** Start of PROVIDED MATERIAL **

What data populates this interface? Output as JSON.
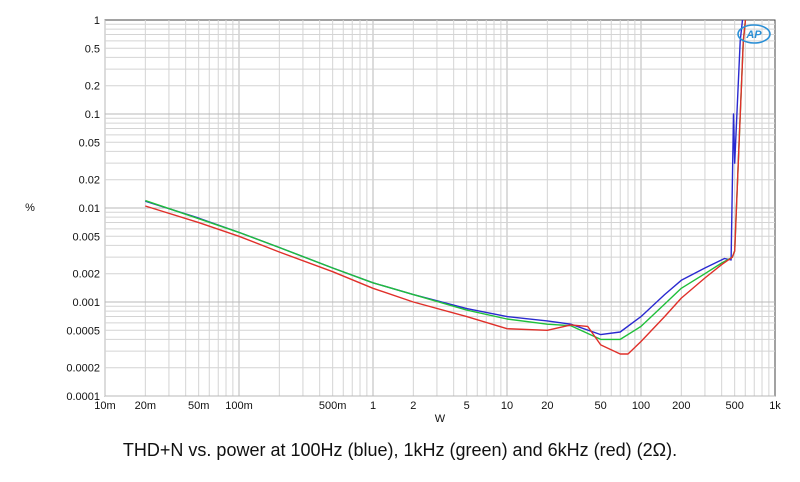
{
  "chart_data": {
    "type": "line",
    "caption": "THD+N vs. power at 100Hz (blue), 1kHz (green) and 6kHz (red) (2Ω).",
    "xlabel": "W",
    "ylabel": "%",
    "x_scale": "log",
    "y_scale": "log",
    "xlim": [
      0.01,
      1000
    ],
    "ylim": [
      0.0001,
      1
    ],
    "grid": true,
    "x_ticks": [
      {
        "value": 0.01,
        "label": "10m"
      },
      {
        "value": 0.02,
        "label": "20m"
      },
      {
        "value": 0.05,
        "label": "50m"
      },
      {
        "value": 0.1,
        "label": "100m"
      },
      {
        "value": 0.5,
        "label": "500m"
      },
      {
        "value": 1,
        "label": "1"
      },
      {
        "value": 2,
        "label": "2"
      },
      {
        "value": 5,
        "label": "5"
      },
      {
        "value": 10,
        "label": "10"
      },
      {
        "value": 20,
        "label": "20"
      },
      {
        "value": 50,
        "label": "50"
      },
      {
        "value": 100,
        "label": "100"
      },
      {
        "value": 200,
        "label": "200"
      },
      {
        "value": 500,
        "label": "500"
      },
      {
        "value": 1000,
        "label": "1k"
      }
    ],
    "y_ticks": [
      {
        "value": 1,
        "label": "1"
      },
      {
        "value": 0.5,
        "label": "0.5"
      },
      {
        "value": 0.2,
        "label": "0.2"
      },
      {
        "value": 0.1,
        "label": "0.1"
      },
      {
        "value": 0.05,
        "label": "0.05"
      },
      {
        "value": 0.02,
        "label": "0.02"
      },
      {
        "value": 0.01,
        "label": "0.01"
      },
      {
        "value": 0.005,
        "label": "0.005"
      },
      {
        "value": 0.002,
        "label": "0.002"
      },
      {
        "value": 0.001,
        "label": "0.001"
      },
      {
        "value": 0.0005,
        "label": "0.0005"
      },
      {
        "value": 0.0002,
        "label": "0.0002"
      },
      {
        "value": 0.0001,
        "label": "0.0001"
      }
    ],
    "logo_text": "AP",
    "series": [
      {
        "color": "#2a2ad0",
        "points": [
          [
            0.02,
            0.0118
          ],
          [
            0.05,
            0.0078
          ],
          [
            0.1,
            0.0055
          ],
          [
            0.2,
            0.0038
          ],
          [
            0.5,
            0.0023
          ],
          [
            1,
            0.0016
          ],
          [
            2,
            0.0012
          ],
          [
            5,
            0.00085
          ],
          [
            10,
            0.0007
          ],
          [
            20,
            0.00063
          ],
          [
            30,
            0.00058
          ],
          [
            50,
            0.00045
          ],
          [
            70,
            0.00048
          ],
          [
            100,
            0.0007
          ],
          [
            150,
            0.0012
          ],
          [
            200,
            0.0017
          ],
          [
            300,
            0.0023
          ],
          [
            420,
            0.0029
          ],
          [
            470,
            0.0028
          ],
          [
            490,
            0.1
          ],
          [
            500,
            0.03
          ],
          [
            550,
            0.6
          ],
          [
            580,
            1.2
          ]
        ]
      },
      {
        "color": "#1fbf3a",
        "points": [
          [
            0.02,
            0.012
          ],
          [
            0.05,
            0.0077
          ],
          [
            0.1,
            0.0055
          ],
          [
            0.2,
            0.0038
          ],
          [
            0.5,
            0.0023
          ],
          [
            1,
            0.0016
          ],
          [
            2,
            0.0012
          ],
          [
            5,
            0.00082
          ],
          [
            10,
            0.00066
          ],
          [
            20,
            0.00058
          ],
          [
            30,
            0.00056
          ],
          [
            50,
            0.0004
          ],
          [
            70,
            0.0004
          ],
          [
            100,
            0.00055
          ],
          [
            150,
            0.00095
          ],
          [
            200,
            0.0014
          ],
          [
            300,
            0.002
          ],
          [
            400,
            0.0026
          ],
          [
            480,
            0.003
          ],
          [
            500,
            0.0035
          ],
          [
            540,
            0.05
          ],
          [
            580,
            0.6
          ],
          [
            610,
            1.2
          ]
        ]
      },
      {
        "color": "#e0302a",
        "points": [
          [
            0.02,
            0.0105
          ],
          [
            0.05,
            0.007
          ],
          [
            0.1,
            0.005
          ],
          [
            0.2,
            0.0034
          ],
          [
            0.5,
            0.0021
          ],
          [
            1,
            0.0014
          ],
          [
            2,
            0.001
          ],
          [
            5,
            0.0007
          ],
          [
            10,
            0.00052
          ],
          [
            20,
            0.0005
          ],
          [
            30,
            0.00057
          ],
          [
            40,
            0.00055
          ],
          [
            50,
            0.00035
          ],
          [
            70,
            0.00028
          ],
          [
            80,
            0.00028
          ],
          [
            100,
            0.00038
          ],
          [
            150,
            0.0007
          ],
          [
            200,
            0.0011
          ],
          [
            300,
            0.0018
          ],
          [
            400,
            0.0025
          ],
          [
            480,
            0.003
          ],
          [
            500,
            0.0035
          ],
          [
            540,
            0.05
          ],
          [
            580,
            0.6
          ],
          [
            610,
            1.2
          ]
        ]
      }
    ]
  }
}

** End of PROVIDED MATERIAL **

• _WORK TO DO_:
Transcribe the listing in full. Omit the pictures and keep every line exact.

• _RESPONSE TO THIS EXERCISE_:
What data populates this interface? Output as JSON.
{
  "chart_data": {
    "type": "line",
    "caption": "THD+N vs. power at 100Hz (blue), 1kHz (green) and 6kHz (red) (2Ω).",
    "xlabel": "W",
    "ylabel": "%",
    "x_scale": "log",
    "y_scale": "log",
    "xlim": [
      0.01,
      1000
    ],
    "ylim": [
      0.0001,
      1
    ],
    "grid": true,
    "x_ticks": [
      {
        "value": 0.01,
        "label": "10m"
      },
      {
        "value": 0.02,
        "label": "20m"
      },
      {
        "value": 0.05,
        "label": "50m"
      },
      {
        "value": 0.1,
        "label": "100m"
      },
      {
        "value": 0.5,
        "label": "500m"
      },
      {
        "value": 1,
        "label": "1"
      },
      {
        "value": 2,
        "label": "2"
      },
      {
        "value": 5,
        "label": "5"
      },
      {
        "value": 10,
        "label": "10"
      },
      {
        "value": 20,
        "label": "20"
      },
      {
        "value": 50,
        "label": "50"
      },
      {
        "value": 100,
        "label": "100"
      },
      {
        "value": 200,
        "label": "200"
      },
      {
        "value": 500,
        "label": "500"
      },
      {
        "value": 1000,
        "label": "1k"
      }
    ],
    "y_ticks": [
      {
        "value": 1,
        "label": "1"
      },
      {
        "value": 0.5,
        "label": "0.5"
      },
      {
        "value": 0.2,
        "label": "0.2"
      },
      {
        "value": 0.1,
        "label": "0.1"
      },
      {
        "value": 0.05,
        "label": "0.05"
      },
      {
        "value": 0.02,
        "label": "0.02"
      },
      {
        "value": 0.01,
        "label": "0.01"
      },
      {
        "value": 0.005,
        "label": "0.005"
      },
      {
        "value": 0.002,
        "label": "0.002"
      },
      {
        "value": 0.001,
        "label": "0.001"
      },
      {
        "value": 0.0005,
        "label": "0.0005"
      },
      {
        "value": 0.0002,
        "label": "0.0002"
      },
      {
        "value": 0.0001,
        "label": "0.0001"
      }
    ],
    "logo_text": "AP",
    "series": [
      {
        "color": "#2a2ad0",
        "points": [
          [
            0.02,
            0.0118
          ],
          [
            0.05,
            0.0078
          ],
          [
            0.1,
            0.0055
          ],
          [
            0.2,
            0.0038
          ],
          [
            0.5,
            0.0023
          ],
          [
            1,
            0.0016
          ],
          [
            2,
            0.0012
          ],
          [
            5,
            0.00085
          ],
          [
            10,
            0.0007
          ],
          [
            20,
            0.00063
          ],
          [
            30,
            0.00058
          ],
          [
            50,
            0.00045
          ],
          [
            70,
            0.00048
          ],
          [
            100,
            0.0007
          ],
          [
            150,
            0.0012
          ],
          [
            200,
            0.0017
          ],
          [
            300,
            0.0023
          ],
          [
            420,
            0.0029
          ],
          [
            470,
            0.0028
          ],
          [
            490,
            0.1
          ],
          [
            500,
            0.03
          ],
          [
            550,
            0.6
          ],
          [
            580,
            1.2
          ]
        ]
      },
      {
        "color": "#1fbf3a",
        "points": [
          [
            0.02,
            0.012
          ],
          [
            0.05,
            0.0077
          ],
          [
            0.1,
            0.0055
          ],
          [
            0.2,
            0.0038
          ],
          [
            0.5,
            0.0023
          ],
          [
            1,
            0.0016
          ],
          [
            2,
            0.0012
          ],
          [
            5,
            0.00082
          ],
          [
            10,
            0.00066
          ],
          [
            20,
            0.00058
          ],
          [
            30,
            0.00056
          ],
          [
            50,
            0.0004
          ],
          [
            70,
            0.0004
          ],
          [
            100,
            0.00055
          ],
          [
            150,
            0.00095
          ],
          [
            200,
            0.0014
          ],
          [
            300,
            0.002
          ],
          [
            400,
            0.0026
          ],
          [
            480,
            0.003
          ],
          [
            500,
            0.0035
          ],
          [
            540,
            0.05
          ],
          [
            580,
            0.6
          ],
          [
            610,
            1.2
          ]
        ]
      },
      {
        "color": "#e0302a",
        "points": [
          [
            0.02,
            0.0105
          ],
          [
            0.05,
            0.007
          ],
          [
            0.1,
            0.005
          ],
          [
            0.2,
            0.0034
          ],
          [
            0.5,
            0.0021
          ],
          [
            1,
            0.0014
          ],
          [
            2,
            0.001
          ],
          [
            5,
            0.0007
          ],
          [
            10,
            0.00052
          ],
          [
            20,
            0.0005
          ],
          [
            30,
            0.00057
          ],
          [
            40,
            0.00055
          ],
          [
            50,
            0.00035
          ],
          [
            70,
            0.00028
          ],
          [
            80,
            0.00028
          ],
          [
            100,
            0.00038
          ],
          [
            150,
            0.0007
          ],
          [
            200,
            0.0011
          ],
          [
            300,
            0.0018
          ],
          [
            400,
            0.0025
          ],
          [
            480,
            0.003
          ],
          [
            500,
            0.0035
          ],
          [
            540,
            0.05
          ],
          [
            580,
            0.6
          ],
          [
            610,
            1.2
          ]
        ]
      }
    ]
  }
}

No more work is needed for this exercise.